Provided records –
-.-.-

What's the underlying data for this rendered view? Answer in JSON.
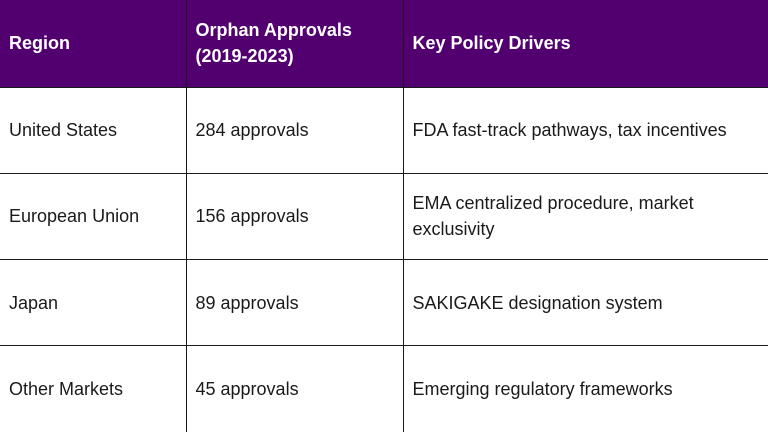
{
  "table": {
    "headers": [
      "Region",
      "Orphan Approvals (2019-2023)",
      "Key Policy Drivers"
    ],
    "rows": [
      [
        "United States",
        "284 approvals",
        "FDA fast-track pathways, tax incentives"
      ],
      [
        "European Union",
        "156 approvals",
        "EMA centralized procedure, market exclusivity"
      ],
      [
        "Japan",
        "89 approvals",
        "SAKIGAKE designation system"
      ],
      [
        "Other Markets",
        "45 approvals",
        "Emerging regulatory frameworks"
      ]
    ]
  },
  "colors": {
    "header_bg": "#520070",
    "header_text": "#ffffff",
    "border": "#1a1a1a"
  }
}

-.-.-

Task to complete – Generate a word-for-word copy of the preceding records, excluding all pictures.

Complete response –
What's the underlying data for this rendered view? Answer in JSON.
{
  "table": {
    "headers": [
      "Region",
      "Orphan Approvals (2019-2023)",
      "Key Policy Drivers"
    ],
    "rows": [
      [
        "United States",
        "284 approvals",
        "FDA fast-track pathways, tax incentives"
      ],
      [
        "European Union",
        "156 approvals",
        "EMA centralized procedure, market exclusivity"
      ],
      [
        "Japan",
        "89 approvals",
        "SAKIGAKE designation system"
      ],
      [
        "Other Markets",
        "45 approvals",
        "Emerging regulatory frameworks"
      ]
    ]
  },
  "colors": {
    "header_bg": "#520070",
    "header_text": "#ffffff",
    "border": "#1a1a1a"
  }
}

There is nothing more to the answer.